**GIVEN RECORDS**
========================

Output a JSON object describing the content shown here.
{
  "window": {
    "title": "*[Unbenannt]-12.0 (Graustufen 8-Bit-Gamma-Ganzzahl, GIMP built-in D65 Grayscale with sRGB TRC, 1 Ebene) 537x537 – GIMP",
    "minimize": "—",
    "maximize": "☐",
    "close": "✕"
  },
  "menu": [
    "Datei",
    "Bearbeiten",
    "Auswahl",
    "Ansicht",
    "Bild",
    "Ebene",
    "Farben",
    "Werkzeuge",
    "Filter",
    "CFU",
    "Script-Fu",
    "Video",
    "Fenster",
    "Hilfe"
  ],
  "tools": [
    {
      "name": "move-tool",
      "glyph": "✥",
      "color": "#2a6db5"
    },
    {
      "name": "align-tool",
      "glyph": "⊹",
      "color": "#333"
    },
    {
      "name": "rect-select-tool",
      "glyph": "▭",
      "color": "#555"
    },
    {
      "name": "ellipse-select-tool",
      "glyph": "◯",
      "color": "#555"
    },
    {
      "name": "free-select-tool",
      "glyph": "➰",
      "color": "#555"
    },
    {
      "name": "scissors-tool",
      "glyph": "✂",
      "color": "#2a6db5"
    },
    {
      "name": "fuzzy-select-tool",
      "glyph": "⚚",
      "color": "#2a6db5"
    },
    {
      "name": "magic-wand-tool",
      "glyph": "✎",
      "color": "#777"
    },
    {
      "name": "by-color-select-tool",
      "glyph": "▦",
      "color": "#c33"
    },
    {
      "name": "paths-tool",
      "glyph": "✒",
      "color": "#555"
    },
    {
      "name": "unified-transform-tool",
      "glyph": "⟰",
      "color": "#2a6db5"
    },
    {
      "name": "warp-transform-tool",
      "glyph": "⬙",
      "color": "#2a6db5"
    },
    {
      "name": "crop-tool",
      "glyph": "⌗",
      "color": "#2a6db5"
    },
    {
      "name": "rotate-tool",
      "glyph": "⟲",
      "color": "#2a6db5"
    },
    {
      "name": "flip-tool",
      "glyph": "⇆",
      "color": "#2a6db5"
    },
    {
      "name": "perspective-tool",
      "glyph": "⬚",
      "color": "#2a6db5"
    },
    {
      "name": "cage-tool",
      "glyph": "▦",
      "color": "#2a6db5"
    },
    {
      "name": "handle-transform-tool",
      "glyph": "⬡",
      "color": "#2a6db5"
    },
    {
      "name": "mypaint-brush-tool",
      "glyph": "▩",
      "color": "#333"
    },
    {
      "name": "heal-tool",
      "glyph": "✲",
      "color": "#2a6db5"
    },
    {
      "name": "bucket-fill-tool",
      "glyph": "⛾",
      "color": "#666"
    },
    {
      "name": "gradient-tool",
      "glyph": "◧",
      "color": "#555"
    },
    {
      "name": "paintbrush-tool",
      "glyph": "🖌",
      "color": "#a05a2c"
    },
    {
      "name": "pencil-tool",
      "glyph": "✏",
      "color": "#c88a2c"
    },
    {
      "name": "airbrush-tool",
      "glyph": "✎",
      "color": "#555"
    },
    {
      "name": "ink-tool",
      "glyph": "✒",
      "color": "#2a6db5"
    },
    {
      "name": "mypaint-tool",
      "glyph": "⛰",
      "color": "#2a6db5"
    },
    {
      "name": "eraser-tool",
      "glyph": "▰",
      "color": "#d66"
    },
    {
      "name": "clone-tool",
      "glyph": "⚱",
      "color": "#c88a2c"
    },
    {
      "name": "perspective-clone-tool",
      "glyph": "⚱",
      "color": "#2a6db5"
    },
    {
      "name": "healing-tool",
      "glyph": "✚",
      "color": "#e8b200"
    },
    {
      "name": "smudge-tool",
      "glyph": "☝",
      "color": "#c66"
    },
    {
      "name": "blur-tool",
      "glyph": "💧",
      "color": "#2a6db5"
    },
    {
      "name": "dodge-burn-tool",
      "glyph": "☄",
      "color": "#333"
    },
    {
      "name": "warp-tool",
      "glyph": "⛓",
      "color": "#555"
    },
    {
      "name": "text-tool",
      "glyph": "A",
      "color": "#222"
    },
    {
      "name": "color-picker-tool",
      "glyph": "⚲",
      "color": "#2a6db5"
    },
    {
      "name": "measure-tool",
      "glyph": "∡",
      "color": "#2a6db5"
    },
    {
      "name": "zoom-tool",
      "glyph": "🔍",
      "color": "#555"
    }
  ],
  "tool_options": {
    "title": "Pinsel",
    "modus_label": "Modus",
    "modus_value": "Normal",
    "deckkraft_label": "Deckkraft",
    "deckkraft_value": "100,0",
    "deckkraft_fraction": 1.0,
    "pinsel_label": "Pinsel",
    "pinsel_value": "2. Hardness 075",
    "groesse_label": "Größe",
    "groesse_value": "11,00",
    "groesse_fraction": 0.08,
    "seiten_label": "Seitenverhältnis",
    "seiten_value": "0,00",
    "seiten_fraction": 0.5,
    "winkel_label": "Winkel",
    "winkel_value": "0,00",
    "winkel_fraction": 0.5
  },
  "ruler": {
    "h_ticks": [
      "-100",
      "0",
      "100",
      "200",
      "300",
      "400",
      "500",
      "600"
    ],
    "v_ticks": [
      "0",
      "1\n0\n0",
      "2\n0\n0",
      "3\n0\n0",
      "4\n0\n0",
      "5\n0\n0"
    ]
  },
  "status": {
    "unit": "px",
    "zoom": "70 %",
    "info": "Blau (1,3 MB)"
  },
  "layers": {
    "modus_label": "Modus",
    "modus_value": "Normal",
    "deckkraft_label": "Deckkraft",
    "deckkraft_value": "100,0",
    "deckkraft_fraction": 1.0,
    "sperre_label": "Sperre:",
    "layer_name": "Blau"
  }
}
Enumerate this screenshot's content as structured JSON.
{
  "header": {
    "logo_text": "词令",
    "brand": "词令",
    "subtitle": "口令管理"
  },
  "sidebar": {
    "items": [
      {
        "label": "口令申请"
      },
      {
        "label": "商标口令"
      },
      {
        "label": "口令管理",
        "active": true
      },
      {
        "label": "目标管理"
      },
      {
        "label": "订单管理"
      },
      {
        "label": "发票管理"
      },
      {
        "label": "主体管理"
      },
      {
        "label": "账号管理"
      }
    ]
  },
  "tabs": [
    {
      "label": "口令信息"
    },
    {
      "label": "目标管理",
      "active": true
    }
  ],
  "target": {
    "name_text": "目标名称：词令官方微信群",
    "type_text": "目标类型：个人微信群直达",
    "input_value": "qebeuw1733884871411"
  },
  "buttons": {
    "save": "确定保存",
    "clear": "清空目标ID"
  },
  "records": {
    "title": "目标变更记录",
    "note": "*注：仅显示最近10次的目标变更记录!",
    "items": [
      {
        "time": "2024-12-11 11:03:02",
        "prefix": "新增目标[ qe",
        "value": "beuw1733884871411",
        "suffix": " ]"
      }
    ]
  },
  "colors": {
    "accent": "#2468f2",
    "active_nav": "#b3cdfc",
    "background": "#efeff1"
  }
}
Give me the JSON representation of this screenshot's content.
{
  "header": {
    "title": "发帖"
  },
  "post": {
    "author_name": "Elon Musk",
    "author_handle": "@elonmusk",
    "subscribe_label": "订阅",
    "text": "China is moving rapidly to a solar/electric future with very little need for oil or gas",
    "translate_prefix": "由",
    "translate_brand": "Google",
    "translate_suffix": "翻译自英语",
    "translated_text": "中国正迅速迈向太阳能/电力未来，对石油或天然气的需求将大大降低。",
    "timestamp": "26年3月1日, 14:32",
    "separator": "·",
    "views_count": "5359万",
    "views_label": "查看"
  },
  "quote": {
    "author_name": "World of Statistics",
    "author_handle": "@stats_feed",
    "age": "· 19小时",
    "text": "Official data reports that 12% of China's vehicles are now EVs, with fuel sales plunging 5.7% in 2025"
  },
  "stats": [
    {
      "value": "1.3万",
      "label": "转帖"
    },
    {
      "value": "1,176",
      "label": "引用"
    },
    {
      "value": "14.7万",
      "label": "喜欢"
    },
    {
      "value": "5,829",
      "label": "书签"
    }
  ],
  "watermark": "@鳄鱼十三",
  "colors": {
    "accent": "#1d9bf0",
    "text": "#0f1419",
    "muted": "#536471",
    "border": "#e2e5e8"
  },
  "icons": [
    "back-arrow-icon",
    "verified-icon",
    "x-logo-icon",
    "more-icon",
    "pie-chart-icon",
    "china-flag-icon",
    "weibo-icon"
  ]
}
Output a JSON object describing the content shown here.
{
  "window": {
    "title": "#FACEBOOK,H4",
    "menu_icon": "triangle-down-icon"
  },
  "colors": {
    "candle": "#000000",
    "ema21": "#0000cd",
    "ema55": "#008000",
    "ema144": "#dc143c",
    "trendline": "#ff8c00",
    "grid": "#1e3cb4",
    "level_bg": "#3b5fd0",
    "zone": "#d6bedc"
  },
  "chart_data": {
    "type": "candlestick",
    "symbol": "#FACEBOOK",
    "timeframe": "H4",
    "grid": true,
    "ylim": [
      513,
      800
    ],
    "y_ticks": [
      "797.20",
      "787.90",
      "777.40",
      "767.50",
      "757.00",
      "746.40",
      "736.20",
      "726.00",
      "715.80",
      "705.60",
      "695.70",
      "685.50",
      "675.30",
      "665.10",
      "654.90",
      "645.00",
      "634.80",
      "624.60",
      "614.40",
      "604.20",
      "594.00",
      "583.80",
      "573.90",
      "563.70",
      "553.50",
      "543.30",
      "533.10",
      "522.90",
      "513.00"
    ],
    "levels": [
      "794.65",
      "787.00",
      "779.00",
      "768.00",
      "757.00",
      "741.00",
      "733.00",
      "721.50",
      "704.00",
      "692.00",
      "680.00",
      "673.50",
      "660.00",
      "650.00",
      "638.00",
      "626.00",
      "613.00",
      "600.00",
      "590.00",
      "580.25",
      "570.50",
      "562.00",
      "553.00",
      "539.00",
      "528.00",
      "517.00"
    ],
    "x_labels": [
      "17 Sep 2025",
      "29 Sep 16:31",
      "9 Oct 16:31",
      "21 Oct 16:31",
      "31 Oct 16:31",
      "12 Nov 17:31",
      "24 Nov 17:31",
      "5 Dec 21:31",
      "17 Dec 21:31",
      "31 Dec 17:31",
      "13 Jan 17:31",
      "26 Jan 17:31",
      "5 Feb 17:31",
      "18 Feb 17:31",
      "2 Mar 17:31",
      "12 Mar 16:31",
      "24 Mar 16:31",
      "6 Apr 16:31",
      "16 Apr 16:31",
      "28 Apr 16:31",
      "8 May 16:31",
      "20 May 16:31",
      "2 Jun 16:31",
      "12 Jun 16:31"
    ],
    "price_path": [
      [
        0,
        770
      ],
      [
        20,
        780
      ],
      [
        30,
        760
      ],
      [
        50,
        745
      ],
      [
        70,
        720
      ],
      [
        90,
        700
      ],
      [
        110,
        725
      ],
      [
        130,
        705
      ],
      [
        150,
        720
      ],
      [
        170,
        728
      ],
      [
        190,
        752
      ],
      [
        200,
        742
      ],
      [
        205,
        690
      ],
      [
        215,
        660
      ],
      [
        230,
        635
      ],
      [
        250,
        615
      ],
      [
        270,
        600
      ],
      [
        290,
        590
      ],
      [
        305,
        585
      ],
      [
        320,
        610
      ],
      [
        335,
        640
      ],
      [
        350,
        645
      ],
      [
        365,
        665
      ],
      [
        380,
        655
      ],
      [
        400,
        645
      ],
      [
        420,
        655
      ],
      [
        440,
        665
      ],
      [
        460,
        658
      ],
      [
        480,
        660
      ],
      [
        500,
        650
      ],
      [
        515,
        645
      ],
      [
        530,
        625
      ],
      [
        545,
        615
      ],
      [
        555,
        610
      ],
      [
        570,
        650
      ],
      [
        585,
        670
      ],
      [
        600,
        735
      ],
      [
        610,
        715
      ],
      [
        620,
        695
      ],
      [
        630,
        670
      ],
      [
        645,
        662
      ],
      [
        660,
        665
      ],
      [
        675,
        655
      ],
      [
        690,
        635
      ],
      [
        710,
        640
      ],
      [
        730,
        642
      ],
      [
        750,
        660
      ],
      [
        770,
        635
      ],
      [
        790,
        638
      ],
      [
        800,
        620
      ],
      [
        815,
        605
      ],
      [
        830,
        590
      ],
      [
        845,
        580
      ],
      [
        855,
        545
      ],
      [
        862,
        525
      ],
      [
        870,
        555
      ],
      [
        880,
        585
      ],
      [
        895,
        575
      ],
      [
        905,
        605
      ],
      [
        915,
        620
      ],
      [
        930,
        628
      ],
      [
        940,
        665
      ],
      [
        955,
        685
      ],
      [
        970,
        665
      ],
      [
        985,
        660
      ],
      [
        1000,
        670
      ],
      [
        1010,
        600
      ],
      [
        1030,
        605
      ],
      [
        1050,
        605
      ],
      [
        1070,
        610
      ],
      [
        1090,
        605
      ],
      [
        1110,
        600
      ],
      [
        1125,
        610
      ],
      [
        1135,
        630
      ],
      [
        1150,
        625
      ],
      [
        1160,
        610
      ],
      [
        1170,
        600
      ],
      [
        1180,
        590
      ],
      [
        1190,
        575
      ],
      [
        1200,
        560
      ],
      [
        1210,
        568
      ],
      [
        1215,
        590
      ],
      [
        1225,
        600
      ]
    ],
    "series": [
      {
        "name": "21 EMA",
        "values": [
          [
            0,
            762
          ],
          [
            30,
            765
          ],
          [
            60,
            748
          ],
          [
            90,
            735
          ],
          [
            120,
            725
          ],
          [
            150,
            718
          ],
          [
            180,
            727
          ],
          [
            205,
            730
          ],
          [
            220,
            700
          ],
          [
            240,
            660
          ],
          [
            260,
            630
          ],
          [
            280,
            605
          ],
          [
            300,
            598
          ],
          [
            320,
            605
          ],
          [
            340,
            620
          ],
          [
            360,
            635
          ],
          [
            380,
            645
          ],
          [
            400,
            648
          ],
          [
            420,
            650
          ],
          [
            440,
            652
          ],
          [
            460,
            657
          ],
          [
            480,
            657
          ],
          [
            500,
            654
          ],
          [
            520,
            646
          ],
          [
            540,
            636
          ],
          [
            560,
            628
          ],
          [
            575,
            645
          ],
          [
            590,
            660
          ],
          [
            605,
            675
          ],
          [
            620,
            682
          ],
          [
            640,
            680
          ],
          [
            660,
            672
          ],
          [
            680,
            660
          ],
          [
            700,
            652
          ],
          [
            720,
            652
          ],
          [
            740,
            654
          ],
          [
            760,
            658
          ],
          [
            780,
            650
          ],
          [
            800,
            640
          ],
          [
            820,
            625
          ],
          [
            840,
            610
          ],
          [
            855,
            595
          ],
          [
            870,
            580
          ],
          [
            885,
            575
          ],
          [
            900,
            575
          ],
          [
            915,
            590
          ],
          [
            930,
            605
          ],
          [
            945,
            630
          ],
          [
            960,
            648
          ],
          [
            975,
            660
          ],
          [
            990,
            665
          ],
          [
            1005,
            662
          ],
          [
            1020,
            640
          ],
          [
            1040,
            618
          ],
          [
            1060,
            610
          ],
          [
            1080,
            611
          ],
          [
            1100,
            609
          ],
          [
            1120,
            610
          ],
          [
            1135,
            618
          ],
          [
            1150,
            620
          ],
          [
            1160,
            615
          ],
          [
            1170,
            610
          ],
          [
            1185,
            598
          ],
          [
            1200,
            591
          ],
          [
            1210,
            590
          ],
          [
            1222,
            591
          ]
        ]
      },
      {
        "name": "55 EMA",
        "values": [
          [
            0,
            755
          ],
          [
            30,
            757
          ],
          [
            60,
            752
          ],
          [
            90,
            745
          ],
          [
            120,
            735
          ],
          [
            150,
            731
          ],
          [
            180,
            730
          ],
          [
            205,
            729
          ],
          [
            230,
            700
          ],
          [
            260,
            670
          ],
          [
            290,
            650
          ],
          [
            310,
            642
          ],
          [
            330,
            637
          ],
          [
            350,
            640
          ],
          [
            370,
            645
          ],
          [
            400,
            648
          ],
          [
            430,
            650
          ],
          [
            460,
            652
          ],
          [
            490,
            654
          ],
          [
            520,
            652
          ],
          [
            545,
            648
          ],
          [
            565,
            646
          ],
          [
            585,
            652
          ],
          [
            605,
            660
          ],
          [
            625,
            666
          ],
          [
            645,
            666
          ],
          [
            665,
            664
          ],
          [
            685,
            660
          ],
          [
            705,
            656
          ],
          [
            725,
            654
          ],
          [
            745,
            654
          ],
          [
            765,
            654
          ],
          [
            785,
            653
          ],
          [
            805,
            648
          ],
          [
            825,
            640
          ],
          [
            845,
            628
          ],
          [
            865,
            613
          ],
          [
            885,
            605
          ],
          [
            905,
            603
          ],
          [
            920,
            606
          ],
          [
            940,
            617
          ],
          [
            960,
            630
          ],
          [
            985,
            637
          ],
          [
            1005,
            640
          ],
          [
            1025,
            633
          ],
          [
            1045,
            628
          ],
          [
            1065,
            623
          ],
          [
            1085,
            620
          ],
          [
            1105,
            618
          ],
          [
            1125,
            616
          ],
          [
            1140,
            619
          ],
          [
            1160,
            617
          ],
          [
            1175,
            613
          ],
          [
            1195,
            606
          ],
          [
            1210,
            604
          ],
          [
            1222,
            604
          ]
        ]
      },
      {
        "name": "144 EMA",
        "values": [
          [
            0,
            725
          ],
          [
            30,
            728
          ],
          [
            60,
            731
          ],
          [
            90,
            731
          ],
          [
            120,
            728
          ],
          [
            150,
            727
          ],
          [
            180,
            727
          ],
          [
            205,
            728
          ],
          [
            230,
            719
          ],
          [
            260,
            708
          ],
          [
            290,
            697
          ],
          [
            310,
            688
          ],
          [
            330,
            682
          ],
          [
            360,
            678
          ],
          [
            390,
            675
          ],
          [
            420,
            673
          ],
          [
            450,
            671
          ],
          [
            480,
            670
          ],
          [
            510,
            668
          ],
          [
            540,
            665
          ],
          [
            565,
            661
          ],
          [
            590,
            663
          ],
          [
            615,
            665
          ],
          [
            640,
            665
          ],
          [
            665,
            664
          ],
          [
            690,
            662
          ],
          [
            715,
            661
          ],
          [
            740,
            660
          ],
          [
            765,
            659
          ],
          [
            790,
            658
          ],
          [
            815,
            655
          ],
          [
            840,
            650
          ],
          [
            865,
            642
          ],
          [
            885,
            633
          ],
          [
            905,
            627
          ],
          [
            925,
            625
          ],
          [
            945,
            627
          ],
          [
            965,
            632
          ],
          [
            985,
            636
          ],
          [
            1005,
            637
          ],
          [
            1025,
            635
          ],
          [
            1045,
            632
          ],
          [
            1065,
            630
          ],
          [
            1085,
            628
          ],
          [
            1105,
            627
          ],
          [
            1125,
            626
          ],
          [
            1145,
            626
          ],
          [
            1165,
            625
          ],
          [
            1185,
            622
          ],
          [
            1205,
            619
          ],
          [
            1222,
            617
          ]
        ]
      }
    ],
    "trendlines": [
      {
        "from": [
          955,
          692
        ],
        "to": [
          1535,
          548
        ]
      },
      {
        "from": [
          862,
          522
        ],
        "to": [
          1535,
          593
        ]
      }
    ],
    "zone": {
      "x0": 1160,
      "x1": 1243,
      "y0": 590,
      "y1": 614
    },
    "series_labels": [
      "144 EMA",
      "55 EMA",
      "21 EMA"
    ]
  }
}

========================

**WHAT TO DO**
Scan the data above and copy every line with "perspective" in it.

**RESULT OF THE TASK**
      "name": "perspective-tool",
      "name": "perspective-clone-tool",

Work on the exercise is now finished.